**Task A:** Name every diabetic complication listed in the m6A study summary below.
**Task B:** According to the m6A study summary below, what do enzymes involved in m6A regulation represent?

Purpose of the Study:

  • To review the role of m6A modifications in the pathogenesis of diabetic microvascular complications.
  • To explore the involvement of m6A-related enzymes (methyltransferases, demethylases, binding proteins) in these complications.
  • To discuss potential therapeutic strategies targeting m6A modification pathways.

Main Methods:

  • Literature review of studies investigating m6A modifications in diabetic complications.
  • Analysis of the roles of m6A-modulating enzymes in diabetic cardiomyopathy, nephropathy, retinopathy, neuropathy, and dermatosis.
  • Synthesis of current knowledge on m6A-related therapeutic targets.

Main Results:

  • m6A modification patterns are altered in diabetic microvascular complications.
  • m6A methyltransferases, demethylases, and binding proteins play significant roles in the development of these complications.
  • Specific m6A-related enzymes are implicated in diabetic cardiomyopathy, nephropathy, retinopathy, neuropathy, and dermatosis.

Conclusions:

  • m6A modification is a critical factor in the pathogenesis of diabetic microvascular complications.
  • Enzymes involved in m6A regulation represent promising therapeutic targets for managing diabetic complications.
  • Further research into m6A-targeting therapies could lead to novel treatment strategies.

[Dataset entries]
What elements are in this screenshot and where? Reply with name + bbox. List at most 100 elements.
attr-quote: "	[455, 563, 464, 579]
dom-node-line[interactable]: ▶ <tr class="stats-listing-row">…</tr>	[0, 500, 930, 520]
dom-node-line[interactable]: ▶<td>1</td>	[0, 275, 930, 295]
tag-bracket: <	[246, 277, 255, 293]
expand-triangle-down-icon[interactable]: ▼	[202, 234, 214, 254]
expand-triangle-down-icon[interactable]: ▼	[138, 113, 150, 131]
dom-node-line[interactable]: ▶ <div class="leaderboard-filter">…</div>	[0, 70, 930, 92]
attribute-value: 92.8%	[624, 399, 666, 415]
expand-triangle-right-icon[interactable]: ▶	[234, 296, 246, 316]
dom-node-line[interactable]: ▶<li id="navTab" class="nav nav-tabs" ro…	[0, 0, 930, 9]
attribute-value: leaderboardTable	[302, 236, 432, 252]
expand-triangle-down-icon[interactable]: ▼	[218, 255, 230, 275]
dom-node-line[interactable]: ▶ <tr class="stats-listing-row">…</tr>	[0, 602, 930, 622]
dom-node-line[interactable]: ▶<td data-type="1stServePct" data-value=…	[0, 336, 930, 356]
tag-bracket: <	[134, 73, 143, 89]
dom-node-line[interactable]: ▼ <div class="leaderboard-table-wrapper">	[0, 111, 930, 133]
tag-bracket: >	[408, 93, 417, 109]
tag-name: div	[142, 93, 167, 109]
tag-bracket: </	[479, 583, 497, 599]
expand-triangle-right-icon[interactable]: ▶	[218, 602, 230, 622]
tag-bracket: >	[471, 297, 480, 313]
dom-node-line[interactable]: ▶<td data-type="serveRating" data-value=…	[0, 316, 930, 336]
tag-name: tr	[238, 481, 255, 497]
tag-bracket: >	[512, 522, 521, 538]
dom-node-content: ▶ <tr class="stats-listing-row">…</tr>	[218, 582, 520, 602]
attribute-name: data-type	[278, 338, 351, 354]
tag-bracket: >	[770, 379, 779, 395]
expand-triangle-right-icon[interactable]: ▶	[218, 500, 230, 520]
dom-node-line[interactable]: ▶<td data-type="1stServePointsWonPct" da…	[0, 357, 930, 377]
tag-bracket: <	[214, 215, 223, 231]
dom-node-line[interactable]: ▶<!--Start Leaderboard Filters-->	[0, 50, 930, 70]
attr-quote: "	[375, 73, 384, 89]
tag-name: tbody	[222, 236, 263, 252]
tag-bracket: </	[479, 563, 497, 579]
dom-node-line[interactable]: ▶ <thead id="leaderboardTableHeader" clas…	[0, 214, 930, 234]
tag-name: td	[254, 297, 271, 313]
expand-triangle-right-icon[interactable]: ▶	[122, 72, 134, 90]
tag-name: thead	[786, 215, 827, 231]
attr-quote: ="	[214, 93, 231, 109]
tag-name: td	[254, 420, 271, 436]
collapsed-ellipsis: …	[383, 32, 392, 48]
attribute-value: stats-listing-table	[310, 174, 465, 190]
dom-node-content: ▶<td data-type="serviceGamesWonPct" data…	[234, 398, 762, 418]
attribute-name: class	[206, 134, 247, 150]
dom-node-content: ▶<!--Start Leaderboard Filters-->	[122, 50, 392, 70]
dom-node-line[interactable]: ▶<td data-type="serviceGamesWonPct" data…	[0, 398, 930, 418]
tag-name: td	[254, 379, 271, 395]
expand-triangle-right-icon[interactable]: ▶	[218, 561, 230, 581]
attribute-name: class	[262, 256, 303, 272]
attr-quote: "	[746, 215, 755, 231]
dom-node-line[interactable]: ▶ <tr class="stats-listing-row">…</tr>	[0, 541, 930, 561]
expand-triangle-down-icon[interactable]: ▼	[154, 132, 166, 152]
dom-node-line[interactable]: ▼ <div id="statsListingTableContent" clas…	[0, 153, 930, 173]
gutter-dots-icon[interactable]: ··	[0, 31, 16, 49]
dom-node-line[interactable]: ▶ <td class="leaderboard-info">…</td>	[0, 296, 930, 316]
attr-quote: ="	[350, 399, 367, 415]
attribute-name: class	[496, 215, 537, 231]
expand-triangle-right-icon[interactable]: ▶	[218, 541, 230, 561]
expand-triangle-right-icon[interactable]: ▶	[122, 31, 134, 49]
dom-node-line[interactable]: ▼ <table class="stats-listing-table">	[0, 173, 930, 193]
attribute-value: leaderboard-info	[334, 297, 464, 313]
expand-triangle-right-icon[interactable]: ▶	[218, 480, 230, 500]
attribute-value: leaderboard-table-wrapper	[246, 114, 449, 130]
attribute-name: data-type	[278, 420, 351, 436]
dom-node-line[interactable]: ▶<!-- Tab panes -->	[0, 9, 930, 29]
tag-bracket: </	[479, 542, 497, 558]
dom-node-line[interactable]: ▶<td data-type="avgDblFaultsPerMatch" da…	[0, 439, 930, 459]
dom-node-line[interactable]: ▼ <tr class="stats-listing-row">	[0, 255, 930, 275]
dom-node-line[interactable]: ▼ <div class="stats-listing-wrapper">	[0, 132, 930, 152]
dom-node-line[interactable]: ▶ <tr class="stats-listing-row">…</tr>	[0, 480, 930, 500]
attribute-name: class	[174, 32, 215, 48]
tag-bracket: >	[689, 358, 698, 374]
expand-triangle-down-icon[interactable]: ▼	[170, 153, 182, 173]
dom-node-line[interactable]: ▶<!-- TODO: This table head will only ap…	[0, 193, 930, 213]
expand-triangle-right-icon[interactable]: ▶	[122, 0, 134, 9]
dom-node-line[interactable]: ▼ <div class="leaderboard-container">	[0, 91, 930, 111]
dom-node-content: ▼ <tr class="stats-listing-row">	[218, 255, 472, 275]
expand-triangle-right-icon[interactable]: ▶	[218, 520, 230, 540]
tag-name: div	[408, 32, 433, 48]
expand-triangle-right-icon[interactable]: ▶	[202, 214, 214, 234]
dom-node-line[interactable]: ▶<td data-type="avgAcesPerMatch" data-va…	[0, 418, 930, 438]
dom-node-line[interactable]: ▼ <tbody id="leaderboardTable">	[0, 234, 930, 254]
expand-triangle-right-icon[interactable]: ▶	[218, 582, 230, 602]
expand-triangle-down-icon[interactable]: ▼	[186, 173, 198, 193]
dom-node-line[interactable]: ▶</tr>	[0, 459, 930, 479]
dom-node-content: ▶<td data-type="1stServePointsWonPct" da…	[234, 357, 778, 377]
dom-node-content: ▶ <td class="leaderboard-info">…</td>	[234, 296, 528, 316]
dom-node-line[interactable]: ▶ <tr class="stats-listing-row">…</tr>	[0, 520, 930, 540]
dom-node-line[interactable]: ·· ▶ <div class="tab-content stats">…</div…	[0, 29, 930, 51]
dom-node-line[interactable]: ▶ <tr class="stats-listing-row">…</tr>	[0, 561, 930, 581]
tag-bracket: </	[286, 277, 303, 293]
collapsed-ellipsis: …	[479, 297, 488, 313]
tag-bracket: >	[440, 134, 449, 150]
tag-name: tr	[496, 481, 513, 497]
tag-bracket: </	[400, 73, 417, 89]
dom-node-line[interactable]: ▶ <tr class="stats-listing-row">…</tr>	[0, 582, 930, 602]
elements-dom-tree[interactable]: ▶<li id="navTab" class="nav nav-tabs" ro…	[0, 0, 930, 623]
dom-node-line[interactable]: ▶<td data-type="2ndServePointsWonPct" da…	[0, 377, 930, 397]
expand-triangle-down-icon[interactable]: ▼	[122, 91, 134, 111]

**Exercise result A:** Diabetic cardiomyopathy, nephropathy, retinopathy, neuropathy, and dermatosis.

**Exercise result B:** Promising therapeutic targets for managing diabetic complications.